[Figure collection entries]

--- Begin ---

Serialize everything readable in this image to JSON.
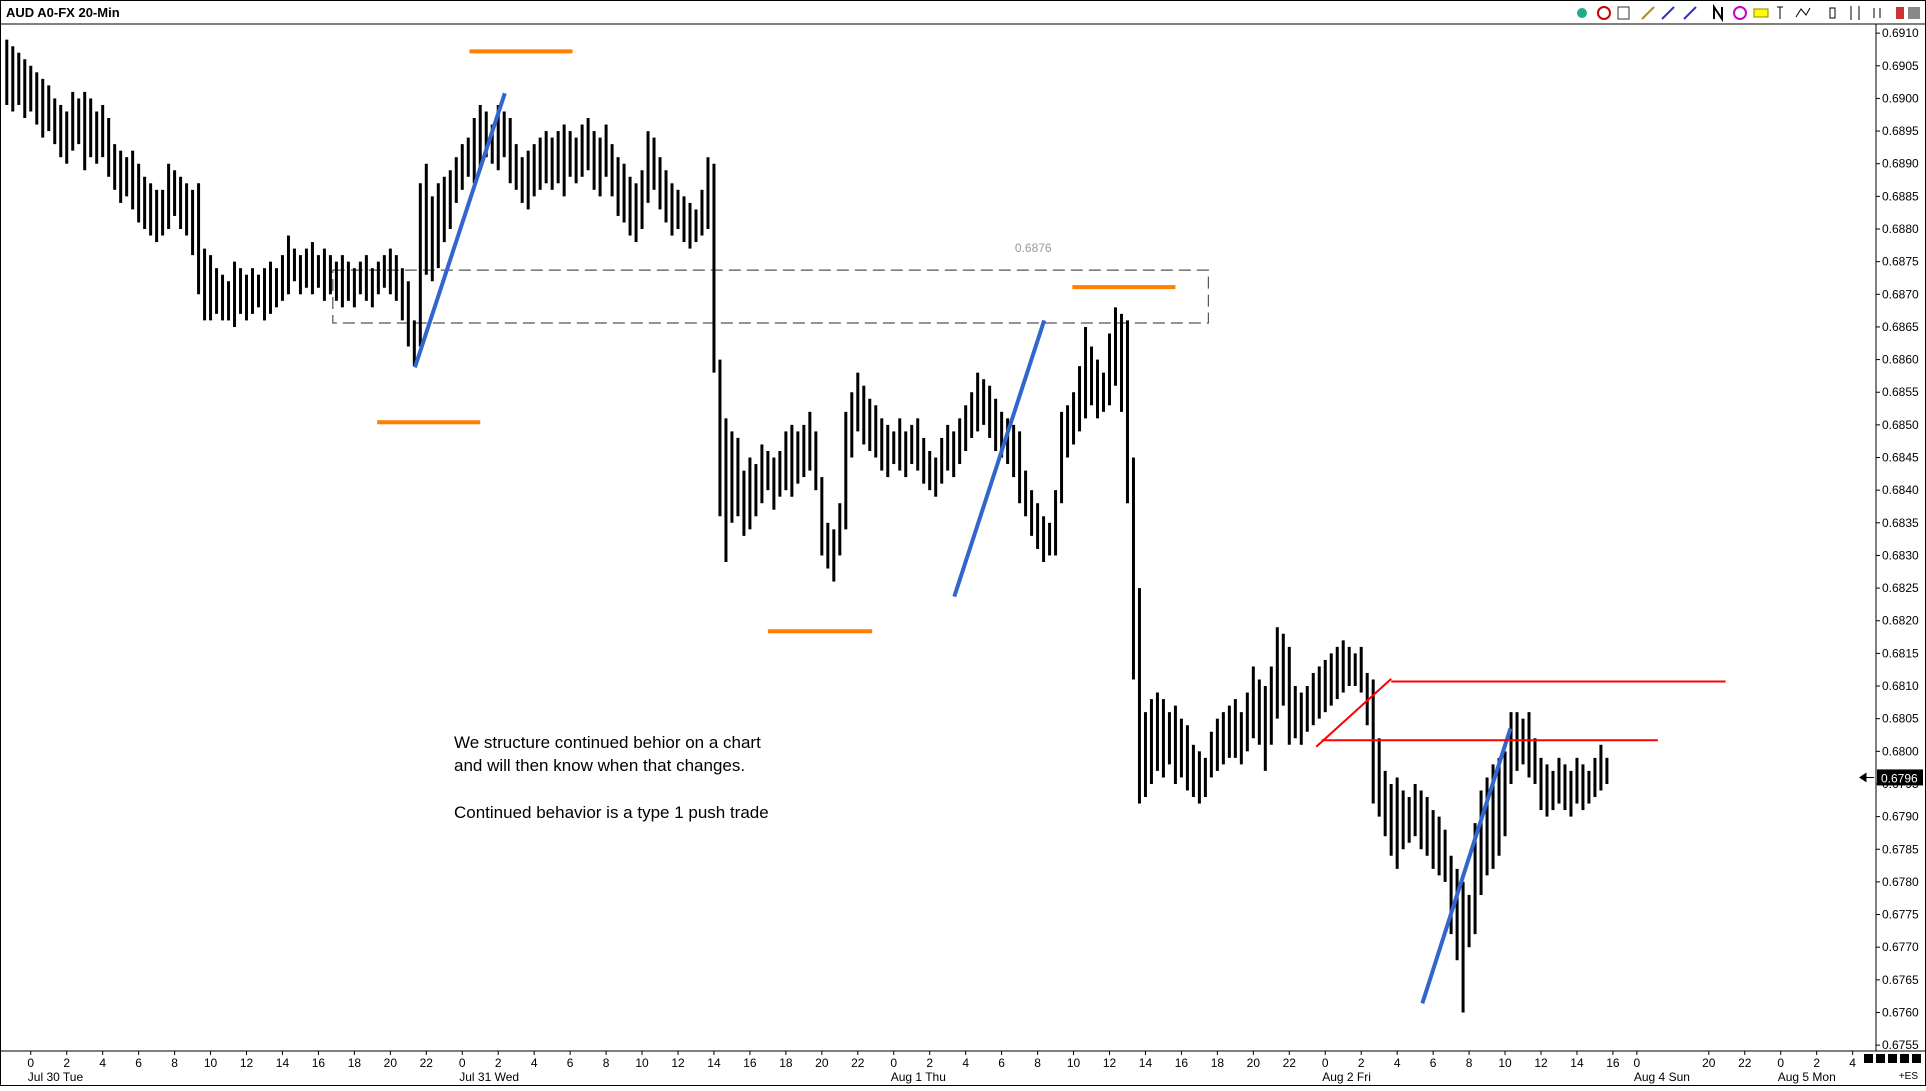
{
  "chart_data": {
    "type": "range-bar",
    "title": "AUD A0-FX 20-Min",
    "ylim": [
      0.67541,
      0.69114
    ],
    "xlim": [
      -0.8,
      311.9
    ],
    "yticks": [
      0.6755,
      {
        "value": 0.676,
        "label": "0.6760"
      },
      0.6765,
      {
        "value": 0.677,
        "label": "0.6770"
      },
      0.6775,
      {
        "value": 0.678,
        "label": "0.6780"
      },
      0.6785,
      {
        "value": 0.679,
        "label": "0.6790"
      },
      0.6795,
      {
        "value": 0.68,
        "label": "0.6800"
      },
      0.6805,
      {
        "value": 0.681,
        "label": "0.6810"
      },
      0.6815,
      {
        "value": 0.682,
        "label": "0.6820"
      },
      0.6825,
      {
        "value": 0.683,
        "label": "0.6830"
      },
      0.6835,
      {
        "value": 0.684,
        "label": "0.6840"
      },
      0.6845,
      {
        "value": 0.685,
        "label": "0.6850"
      },
      0.6855,
      {
        "value": 0.686,
        "label": "0.6860"
      },
      0.6865,
      {
        "value": 0.687,
        "label": "0.6870"
      },
      0.6875,
      {
        "value": 0.688,
        "label": "0.6880"
      },
      0.6885,
      {
        "value": 0.689,
        "label": "0.6890"
      },
      0.6895,
      {
        "value": 0.69,
        "label": "0.6900"
      },
      0.6905,
      {
        "value": 0.691,
        "label": "0.6910"
      }
    ],
    "xticks": [
      {
        "value": 4,
        "label": "0"
      },
      {
        "value": 10,
        "label": "2"
      },
      {
        "value": 16,
        "label": "4"
      },
      {
        "value": 22,
        "label": "6"
      },
      {
        "value": 28,
        "label": "8"
      },
      {
        "value": 34,
        "label": "10"
      },
      {
        "value": 40,
        "label": "12"
      },
      {
        "value": 46,
        "label": "14"
      },
      {
        "value": 52,
        "label": "16"
      },
      {
        "value": 58,
        "label": "18"
      },
      {
        "value": 64,
        "label": "20"
      },
      {
        "value": 70,
        "label": "22"
      },
      {
        "value": 76,
        "label": "0"
      },
      {
        "value": 82,
        "label": "2"
      },
      {
        "value": 88,
        "label": "4"
      },
      {
        "value": 94,
        "label": "6"
      },
      {
        "value": 100,
        "label": "8"
      },
      {
        "value": 106,
        "label": "10"
      },
      {
        "value": 112,
        "label": "12"
      },
      {
        "value": 118,
        "label": "14"
      },
      {
        "value": 124,
        "label": "16"
      },
      {
        "value": 130,
        "label": "18"
      },
      {
        "value": 136,
        "label": "20"
      },
      {
        "value": 142,
        "label": "22"
      },
      {
        "value": 148,
        "label": "0"
      },
      {
        "value": 154,
        "label": "2"
      },
      {
        "value": 160,
        "label": "4"
      },
      {
        "value": 166,
        "label": "6"
      },
      {
        "value": 172,
        "label": "8"
      },
      {
        "value": 178,
        "label": "10"
      },
      {
        "value": 184,
        "label": "12"
      },
      {
        "value": 190,
        "label": "14"
      },
      {
        "value": 196,
        "label": "16"
      },
      {
        "value": 202,
        "label": "18"
      },
      {
        "value": 208,
        "label": "20"
      },
      {
        "value": 214,
        "label": "22"
      },
      {
        "value": 220,
        "label": "0"
      },
      {
        "value": 226,
        "label": "2"
      },
      {
        "value": 232,
        "label": "4"
      },
      {
        "value": 238,
        "label": "6"
      },
      {
        "value": 244,
        "label": "8"
      },
      {
        "value": 250,
        "label": "10"
      },
      {
        "value": 256,
        "label": "12"
      },
      {
        "value": 262,
        "label": "14"
      },
      {
        "value": 268,
        "label": "16"
      },
      {
        "value": 272,
        "label": "0"
      },
      {
        "value": 284,
        "label": "20"
      },
      {
        "value": 290,
        "label": "22"
      },
      {
        "value": 296,
        "label": "0"
      },
      {
        "value": 302,
        "label": "2"
      },
      {
        "value": 308,
        "label": "4"
      }
    ],
    "date_labels": [
      {
        "value": 4,
        "label": "Jul 30 Tue"
      },
      {
        "value": 76,
        "label": "Jul 31 Wed"
      },
      {
        "value": 148,
        "label": "Aug 1 Thu"
      },
      {
        "value": 220,
        "label": "Aug 2 Fri"
      },
      {
        "value": 272,
        "label": "Aug 4 Sun"
      },
      {
        "value": 296,
        "label": "Aug 5 Mon"
      }
    ],
    "color": "#000000",
    "high": [
      0.6909,
      0.6908,
      0.6907,
      0.6906,
      0.6905,
      0.6904,
      0.6903,
      0.6902,
      0.69,
      0.6899,
      0.6898,
      0.6901,
      0.69,
      0.6901,
      0.69,
      0.6898,
      0.6899,
      0.6897,
      0.6893,
      0.6892,
      0.6891,
      0.6892,
      0.689,
      0.6888,
      0.6887,
      0.6886,
      0.6886,
      0.689,
      0.6889,
      0.6888,
      0.6887,
      0.6886,
      0.6887,
      0.6877,
      0.6876,
      0.6874,
      0.6873,
      0.6872,
      0.6875,
      0.6874,
      0.6873,
      0.6874,
      0.6873,
      0.6874,
      0.6875,
      0.6874,
      0.6876,
      0.6879,
      0.6877,
      0.6876,
      0.6877,
      0.6878,
      0.6876,
      0.6877,
      0.6876,
      0.6875,
      0.6876,
      0.6875,
      0.6874,
      0.6875,
      0.6876,
      0.6874,
      0.6875,
      0.6876,
      0.6877,
      0.6876,
      0.6874,
      0.6872,
      0.6866,
      0.6887,
      0.689,
      0.6885,
      0.6887,
      0.6888,
      0.6889,
      0.6891,
      0.6893,
      0.6894,
      0.6897,
      0.6899,
      0.6898,
      0.6896,
      0.6899,
      0.6898,
      0.6897,
      0.6893,
      0.6891,
      0.6892,
      0.6893,
      0.6894,
      0.6895,
      0.6894,
      0.6895,
      0.6896,
      0.6895,
      0.6894,
      0.6896,
      0.6897,
      0.6895,
      0.6894,
      0.6896,
      0.6893,
      0.6891,
      0.689,
      0.6888,
      0.6887,
      0.6889,
      0.6895,
      0.6894,
      0.6891,
      0.6889,
      0.6887,
      0.6886,
      0.6885,
      0.6884,
      0.6883,
      0.6886,
      0.6891,
      0.689,
      0.686,
      0.6851,
      0.6849,
      0.6848,
      0.6843,
      0.6845,
      0.6844,
      0.6847,
      0.6846,
      0.6845,
      0.6846,
      0.6849,
      0.685,
      0.6849,
      0.685,
      0.6852,
      0.6849,
      0.6842,
      0.6835,
      0.6834,
      0.6838,
      0.6852,
      0.6855,
      0.6858,
      0.6856,
      0.6854,
      0.6853,
      0.6851,
      0.685,
      0.6849,
      0.6851,
      0.6849,
      0.685,
      0.6851,
      0.6848,
      0.6846,
      0.6845,
      0.6848,
      0.685,
      0.6849,
      0.6851,
      0.6853,
      0.6855,
      0.6858,
      0.6857,
      0.6856,
      0.6854,
      0.6852,
      0.6851,
      0.685,
      0.6849,
      0.6843,
      0.684,
      0.6838,
      0.6836,
      0.6835,
      0.684,
      0.6852,
      0.6853,
      0.6855,
      0.6859,
      0.6865,
      0.6862,
      0.686,
      0.6858,
      0.6864,
      0.6868,
      0.6867,
      0.6866,
      0.6845,
      0.6825,
      0.6806,
      0.6808,
      0.6809,
      0.6808,
      0.6806,
      0.6807,
      0.6805,
      0.6804,
      0.6801,
      0.68,
      0.6799,
      0.6803,
      0.6805,
      0.6806,
      0.6807,
      0.6808,
      0.6806,
      0.6809,
      0.6813,
      0.6811,
      0.681,
      0.6813,
      0.6819,
      0.6818,
      0.6816,
      0.681,
      0.6809,
      0.681,
      0.6812,
      0.6813,
      0.6814,
      0.6815,
      0.6816,
      0.6817,
      0.6816,
      0.6815,
      0.6816,
      0.6812,
      0.6811,
      0.6802,
      0.6797,
      0.6795,
      0.6796,
      0.6794,
      0.6793,
      0.6795,
      0.6794,
      0.6793,
      0.6791,
      0.679,
      0.6788,
      0.6784,
      0.6782,
      0.678,
      0.6778,
      0.6789,
      0.6794,
      0.6796,
      0.6798,
      0.6799,
      0.68,
      0.6806,
      0.6806,
      0.6805,
      0.6806,
      0.6802,
      0.6799,
      0.6798,
      0.6797,
      0.6799,
      0.6798,
      0.6797,
      0.6799,
      0.6798,
      0.6797,
      0.6799,
      0.6801,
      0.6799
    ],
    "low": [
      0.6899,
      0.6898,
      0.6899,
      0.6897,
      0.6898,
      0.6896,
      0.6894,
      0.6895,
      0.6893,
      0.6891,
      0.689,
      0.6892,
      0.6893,
      0.6889,
      0.6891,
      0.689,
      0.6891,
      0.6888,
      0.6886,
      0.6884,
      0.6885,
      0.6883,
      0.6881,
      0.688,
      0.6879,
      0.6878,
      0.6879,
      0.688,
      0.6882,
      0.688,
      0.6879,
      0.6876,
      0.687,
      0.6866,
      0.6866,
      0.6867,
      0.6866,
      0.6866,
      0.6865,
      0.6867,
      0.6866,
      0.6867,
      0.6868,
      0.6866,
      0.6867,
      0.6868,
      0.6869,
      0.687,
      0.6872,
      0.687,
      0.6871,
      0.687,
      0.6871,
      0.6869,
      0.687,
      0.6869,
      0.6868,
      0.6869,
      0.6868,
      0.687,
      0.6869,
      0.6868,
      0.687,
      0.6871,
      0.687,
      0.6869,
      0.6866,
      0.6862,
      0.6859,
      0.6862,
      0.6873,
      0.6872,
      0.6874,
      0.6878,
      0.688,
      0.6884,
      0.6886,
      0.6888,
      0.6887,
      0.6889,
      0.6891,
      0.689,
      0.6889,
      0.6891,
      0.6887,
      0.6886,
      0.6884,
      0.6883,
      0.6885,
      0.6886,
      0.6887,
      0.6886,
      0.6887,
      0.6885,
      0.6888,
      0.6887,
      0.6888,
      0.6889,
      0.6886,
      0.6885,
      0.6888,
      0.6885,
      0.6882,
      0.6881,
      0.6879,
      0.6878,
      0.688,
      0.6884,
      0.6886,
      0.6883,
      0.6881,
      0.6879,
      0.688,
      0.6878,
      0.6877,
      0.6878,
      0.6879,
      0.688,
      0.6858,
      0.6836,
      0.6829,
      0.6835,
      0.6836,
      0.6833,
      0.6834,
      0.6836,
      0.6838,
      0.684,
      0.6837,
      0.6839,
      0.684,
      0.6839,
      0.6841,
      0.6842,
      0.6843,
      0.684,
      0.683,
      0.6828,
      0.6826,
      0.683,
      0.6834,
      0.6845,
      0.6849,
      0.6847,
      0.6846,
      0.6845,
      0.6843,
      0.6842,
      0.6844,
      0.6843,
      0.6842,
      0.6844,
      0.6843,
      0.6841,
      0.684,
      0.6839,
      0.6841,
      0.6843,
      0.6842,
      0.6844,
      0.6846,
      0.6848,
      0.6849,
      0.685,
      0.6848,
      0.6846,
      0.6845,
      0.6844,
      0.6842,
      0.6838,
      0.6836,
      0.6833,
      0.6831,
      0.6829,
      0.683,
      0.683,
      0.6838,
      0.6845,
      0.6847,
      0.6849,
      0.6851,
      0.6853,
      0.6851,
      0.6852,
      0.6853,
      0.6856,
      0.6852,
      0.6838,
      0.6811,
      0.6792,
      0.6793,
      0.6795,
      0.6797,
      0.6796,
      0.6798,
      0.6795,
      0.6796,
      0.6794,
      0.6793,
      0.6792,
      0.6793,
      0.6796,
      0.6797,
      0.6798,
      0.6799,
      0.6799,
      0.6798,
      0.68,
      0.6802,
      0.6801,
      0.6797,
      0.6801,
      0.6805,
      0.6807,
      0.6801,
      0.6802,
      0.6801,
      0.6803,
      0.6804,
      0.6805,
      0.6806,
      0.6807,
      0.6808,
      0.6809,
      0.681,
      0.681,
      0.6809,
      0.6804,
      0.6792,
      0.679,
      0.6787,
      0.6784,
      0.6782,
      0.6785,
      0.6786,
      0.6787,
      0.6785,
      0.6784,
      0.6782,
      0.6781,
      0.678,
      0.6772,
      0.6768,
      0.676,
      0.677,
      0.6772,
      0.6778,
      0.6781,
      0.6782,
      0.6784,
      0.6787,
      0.6795,
      0.6797,
      0.6798,
      0.6796,
      0.6795,
      0.6791,
      0.679,
      0.6791,
      0.6792,
      0.6791,
      0.679,
      0.6792,
      0.6791,
      0.6792,
      0.6793,
      0.6794,
      0.6795
    ],
    "last_price": 0.6796,
    "drawings": [
      {
        "kind": "line",
        "color": "#ff7f00",
        "x": [
          77.2,
          94.4
        ],
        "y": [
          0.69072,
          0.69072
        ]
      },
      {
        "kind": "line",
        "color": "#ff7f00",
        "x": [
          61.8,
          79.0
        ],
        "y": [
          0.68504,
          0.68504
        ]
      },
      {
        "kind": "line",
        "color": "#ff7f00",
        "x": [
          127.0,
          144.4
        ],
        "y": [
          0.68184,
          0.68184
        ]
      },
      {
        "kind": "line",
        "color": "#ff7f00",
        "x": [
          177.8,
          195.0
        ],
        "y": [
          0.68711,
          0.68711
        ]
      },
      {
        "kind": "line",
        "color": "#3366cc",
        "x": [
          68.1,
          83.1
        ],
        "y": [
          0.68588,
          0.69008
        ]
      },
      {
        "kind": "line",
        "color": "#3366cc",
        "x": [
          158.1,
          173.1
        ],
        "y": [
          0.68237,
          0.6866
        ]
      },
      {
        "kind": "line",
        "color": "#3366cc",
        "x": [
          236.2,
          250.9
        ],
        "y": [
          0.67614,
          0.68035
        ]
      },
      {
        "kind": "line",
        "color": "#ff0000",
        "x": [
          231.0,
          286.8
        ],
        "y": [
          0.68107,
          0.68107
        ]
      },
      {
        "kind": "line",
        "color": "#ff0000",
        "x": [
          219.4,
          275.5
        ],
        "y": [
          0.68017,
          0.68017
        ]
      },
      {
        "kind": "line",
        "color": "#ff0000",
        "x": [
          218.5,
          231.0
        ],
        "y": [
          0.68007,
          0.68111
        ]
      },
      {
        "kind": "rect",
        "color": "#555555",
        "x": [
          54.4,
          200.5
        ],
        "y": [
          0.68656,
          0.68737
        ],
        "label": 0.6876
      }
    ],
    "annotations": [
      "We structure continued behior on a chart",
      "and will then know when that changes.",
      "Continued behavior is a type 1 push trade"
    ],
    "corner_label": "+ES"
  }
}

--- End ---

▸ **Task details**: Using the listing above, return all lines where the word "type" occurs.

▸ **Answer to the problem**:
    "type": "range-bar",
      "Continued behavior is a type 1 push trade"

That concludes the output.